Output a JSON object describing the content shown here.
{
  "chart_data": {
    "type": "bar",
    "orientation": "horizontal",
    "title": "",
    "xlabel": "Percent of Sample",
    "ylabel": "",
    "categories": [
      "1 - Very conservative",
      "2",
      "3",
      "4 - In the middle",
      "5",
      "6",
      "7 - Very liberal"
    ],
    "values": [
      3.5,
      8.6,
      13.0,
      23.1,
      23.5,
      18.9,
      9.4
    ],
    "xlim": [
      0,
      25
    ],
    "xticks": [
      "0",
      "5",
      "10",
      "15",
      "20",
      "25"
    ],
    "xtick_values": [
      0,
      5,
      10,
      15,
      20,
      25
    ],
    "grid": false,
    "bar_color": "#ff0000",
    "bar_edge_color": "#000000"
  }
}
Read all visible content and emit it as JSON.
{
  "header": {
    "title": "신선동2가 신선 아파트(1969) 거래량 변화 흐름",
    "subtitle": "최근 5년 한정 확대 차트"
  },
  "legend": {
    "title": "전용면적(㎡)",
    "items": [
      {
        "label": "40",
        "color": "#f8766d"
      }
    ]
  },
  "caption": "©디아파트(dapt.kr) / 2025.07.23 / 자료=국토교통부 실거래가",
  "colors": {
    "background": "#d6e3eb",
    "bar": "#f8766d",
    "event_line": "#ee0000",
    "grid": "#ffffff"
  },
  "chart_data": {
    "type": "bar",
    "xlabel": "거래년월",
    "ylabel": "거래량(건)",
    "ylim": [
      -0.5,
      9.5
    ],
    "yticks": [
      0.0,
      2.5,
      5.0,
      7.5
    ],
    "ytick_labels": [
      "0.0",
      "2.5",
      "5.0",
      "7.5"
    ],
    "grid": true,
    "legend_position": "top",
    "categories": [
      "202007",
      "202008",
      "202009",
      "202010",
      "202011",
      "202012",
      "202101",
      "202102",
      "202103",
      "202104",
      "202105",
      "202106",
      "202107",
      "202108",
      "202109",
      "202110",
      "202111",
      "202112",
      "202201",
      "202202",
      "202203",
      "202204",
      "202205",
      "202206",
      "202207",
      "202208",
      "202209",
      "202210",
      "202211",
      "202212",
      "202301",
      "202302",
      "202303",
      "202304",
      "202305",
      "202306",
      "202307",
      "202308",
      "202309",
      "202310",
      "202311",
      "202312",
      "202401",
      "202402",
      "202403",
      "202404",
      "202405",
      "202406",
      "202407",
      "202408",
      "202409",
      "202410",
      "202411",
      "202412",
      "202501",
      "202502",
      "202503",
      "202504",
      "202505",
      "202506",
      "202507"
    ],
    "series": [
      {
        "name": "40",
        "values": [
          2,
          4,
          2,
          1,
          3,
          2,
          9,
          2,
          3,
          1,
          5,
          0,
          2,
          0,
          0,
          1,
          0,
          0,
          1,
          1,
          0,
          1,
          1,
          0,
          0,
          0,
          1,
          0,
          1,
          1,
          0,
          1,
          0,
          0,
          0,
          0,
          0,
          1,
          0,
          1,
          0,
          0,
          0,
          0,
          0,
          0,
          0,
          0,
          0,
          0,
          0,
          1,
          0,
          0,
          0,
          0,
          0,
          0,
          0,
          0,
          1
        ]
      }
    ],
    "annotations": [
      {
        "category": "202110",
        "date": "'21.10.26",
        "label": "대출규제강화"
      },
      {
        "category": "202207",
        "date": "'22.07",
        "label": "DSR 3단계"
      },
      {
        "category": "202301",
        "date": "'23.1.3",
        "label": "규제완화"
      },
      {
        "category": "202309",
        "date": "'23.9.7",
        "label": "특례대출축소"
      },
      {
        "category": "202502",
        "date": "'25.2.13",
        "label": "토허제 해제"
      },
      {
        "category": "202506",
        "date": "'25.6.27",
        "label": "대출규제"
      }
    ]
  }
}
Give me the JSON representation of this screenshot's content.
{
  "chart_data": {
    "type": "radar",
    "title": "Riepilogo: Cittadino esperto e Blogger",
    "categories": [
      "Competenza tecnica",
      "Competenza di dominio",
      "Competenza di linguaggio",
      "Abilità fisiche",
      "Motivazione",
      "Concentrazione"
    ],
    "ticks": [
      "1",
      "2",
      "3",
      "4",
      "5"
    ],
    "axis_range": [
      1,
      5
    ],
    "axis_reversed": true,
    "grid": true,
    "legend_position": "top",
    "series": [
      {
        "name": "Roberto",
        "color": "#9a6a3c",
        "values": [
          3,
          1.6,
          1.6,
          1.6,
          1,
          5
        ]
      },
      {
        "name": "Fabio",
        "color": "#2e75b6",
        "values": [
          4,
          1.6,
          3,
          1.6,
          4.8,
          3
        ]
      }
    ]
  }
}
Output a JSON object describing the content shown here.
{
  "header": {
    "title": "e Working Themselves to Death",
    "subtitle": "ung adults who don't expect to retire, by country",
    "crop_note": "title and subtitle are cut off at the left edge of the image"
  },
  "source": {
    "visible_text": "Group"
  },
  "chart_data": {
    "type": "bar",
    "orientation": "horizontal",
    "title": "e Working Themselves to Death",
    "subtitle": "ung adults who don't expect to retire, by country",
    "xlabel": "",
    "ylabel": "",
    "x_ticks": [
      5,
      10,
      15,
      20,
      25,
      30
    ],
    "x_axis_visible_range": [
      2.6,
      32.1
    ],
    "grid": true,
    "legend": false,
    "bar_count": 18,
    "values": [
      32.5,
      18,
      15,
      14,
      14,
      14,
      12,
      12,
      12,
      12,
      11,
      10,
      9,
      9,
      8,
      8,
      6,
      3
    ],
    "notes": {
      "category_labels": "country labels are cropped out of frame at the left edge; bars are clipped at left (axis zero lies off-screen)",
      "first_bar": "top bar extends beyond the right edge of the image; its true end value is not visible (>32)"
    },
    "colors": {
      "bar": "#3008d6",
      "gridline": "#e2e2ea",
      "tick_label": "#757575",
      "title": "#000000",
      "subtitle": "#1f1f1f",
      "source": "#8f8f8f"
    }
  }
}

__________

Output all of the material exactly as written.

Output a JSON object describing the content shown here.
{
  "chart_data": {
    "type": "bar",
    "orientation": "horizontal",
    "title": "",
    "xlabel": "Percent of Sample",
    "ylabel": "",
    "categories": [
      "1 - Very conservative",
      "2",
      "3",
      "4 - In the middle",
      "5",
      "6",
      "7 - Very liberal"
    ],
    "values": [
      3.5,
      8.6,
      13.0,
      23.1,
      23.5,
      18.9,
      9.4
    ],
    "xlim": [
      0,
      25
    ],
    "xticks": [
      "0",
      "5",
      "10",
      "15",
      "20",
      "25"
    ],
    "xtick_values": [
      0,
      5,
      10,
      15,
      20,
      25
    ],
    "grid": false,
    "bar_color": "#ff0000",
    "bar_edge_color": "#000000"
  }
}
Read all visible content and emit it as JSON.
{
  "header": {
    "title": "신선동2가 신선 아파트(1969) 거래량 변화 흐름",
    "subtitle": "최근 5년 한정 확대 차트"
  },
  "legend": {
    "title": "전용면적(㎡)",
    "items": [
      {
        "label": "40",
        "color": "#f8766d"
      }
    ]
  },
  "caption": "©디아파트(dapt.kr) / 2025.07.23 / 자료=국토교통부 실거래가",
  "colors": {
    "background": "#d6e3eb",
    "bar": "#f8766d",
    "event_line": "#ee0000",
    "grid": "#ffffff"
  },
  "chart_data": {
    "type": "bar",
    "xlabel": "거래년월",
    "ylabel": "거래량(건)",
    "ylim": [
      -0.5,
      9.5
    ],
    "yticks": [
      0.0,
      2.5,
      5.0,
      7.5
    ],
    "ytick_labels": [
      "0.0",
      "2.5",
      "5.0",
      "7.5"
    ],
    "grid": true,
    "legend_position": "top",
    "categories": [
      "202007",
      "202008",
      "202009",
      "202010",
      "202011",
      "202012",
      "202101",
      "202102",
      "202103",
      "202104",
      "202105",
      "202106",
      "202107",
      "202108",
      "202109",
      "202110",
      "202111",
      "202112",
      "202201",
      "202202",
      "202203",
      "202204",
      "202205",
      "202206",
      "202207",
      "202208",
      "202209",
      "202210",
      "202211",
      "202212",
      "202301",
      "202302",
      "202303",
      "202304",
      "202305",
      "202306",
      "202307",
      "202308",
      "202309",
      "202310",
      "202311",
      "202312",
      "202401",
      "202402",
      "202403",
      "202404",
      "202405",
      "202406",
      "202407",
      "202408",
      "202409",
      "202410",
      "202411",
      "202412",
      "202501",
      "202502",
      "202503",
      "202504",
      "202505",
      "202506",
      "202507"
    ],
    "series": [
      {
        "name": "40",
        "values": [
          2,
          4,
          2,
          1,
          3,
          2,
          9,
          2,
          3,
          1,
          5,
          0,
          2,
          0,
          0,
          1,
          0,
          0,
          1,
          1,
          0,
          1,
          1,
          0,
          0,
          0,
          1,
          0,
          1,
          1,
          0,
          1,
          0,
          0,
          0,
          0,
          0,
          1,
          0,
          1,
          0,
          0,
          0,
          0,
          0,
          0,
          0,
          0,
          0,
          0,
          0,
          1,
          0,
          0,
          0,
          0,
          0,
          0,
          0,
          0,
          1
        ]
      }
    ],
    "annotations": [
      {
        "category": "202110",
        "date": "'21.10.26",
        "label": "대출규제강화"
      },
      {
        "category": "202207",
        "date": "'22.07",
        "label": "DSR 3단계"
      },
      {
        "category": "202301",
        "date": "'23.1.3",
        "label": "규제완화"
      },
      {
        "category": "202309",
        "date": "'23.9.7",
        "label": "특례대출축소"
      },
      {
        "category": "202502",
        "date": "'25.2.13",
        "label": "토허제 해제"
      },
      {
        "category": "202506",
        "date": "'25.6.27",
        "label": "대출규제"
      }
    ]
  }
}
Give me the JSON representation of this screenshot's content.
{
  "chart_data": {
    "type": "radar",
    "title": "Riepilogo: Cittadino esperto e Blogger",
    "categories": [
      "Competenza tecnica",
      "Competenza di dominio",
      "Competenza di linguaggio",
      "Abilità fisiche",
      "Motivazione",
      "Concentrazione"
    ],
    "ticks": [
      "1",
      "2",
      "3",
      "4",
      "5"
    ],
    "axis_range": [
      1,
      5
    ],
    "axis_reversed": true,
    "grid": true,
    "legend_position": "top",
    "series": [
      {
        "name": "Roberto",
        "color": "#9a6a3c",
        "values": [
          3,
          1.6,
          1.6,
          1.6,
          1,
          5
        ]
      },
      {
        "name": "Fabio",
        "color": "#2e75b6",
        "values": [
          4,
          1.6,
          3,
          1.6,
          4.8,
          3
        ]
      }
    ]
  }
}
Output a JSON object describing the content shown here.
{
  "header": {
    "title": "e Working Themselves to Death",
    "subtitle": "ung adults who don't expect to retire, by country",
    "crop_note": "title and subtitle are cut off at the left edge of the image"
  },
  "source": {
    "visible_text": "Group"
  },
  "chart_data": {
    "type": "bar",
    "orientation": "horizontal",
    "title": "e Working Themselves to Death",
    "subtitle": "ung adults who don't expect to retire, by country",
    "xlabel": "",
    "ylabel": "",
    "x_ticks": [
      5,
      10,
      15,
      20,
      25,
      30
    ],
    "x_axis_visible_range": [
      2.6,
      32.1
    ],
    "grid": true,
    "legend": false,
    "bar_count": 18,
    "values": [
      32.5,
      18,
      15,
      14,
      14,
      14,
      12,
      12,
      12,
      12,
      11,
      10,
      9,
      9,
      8,
      8,
      6,
      3
    ],
    "notes": {
      "category_labels": "country labels are cropped out of frame at the left edge; bars are clipped at left (axis zero lies off-screen)",
      "first_bar": "top bar extends beyond the right edge of the image; its true end value is not visible (>32)"
    },
    "colors": {
      "bar": "#3008d6",
      "gridline": "#e2e2ea",
      "tick_label": "#757575",
      "title": "#000000",
      "subtitle": "#1f1f1f",
      "source": "#8f8f8f"
    }
  }
}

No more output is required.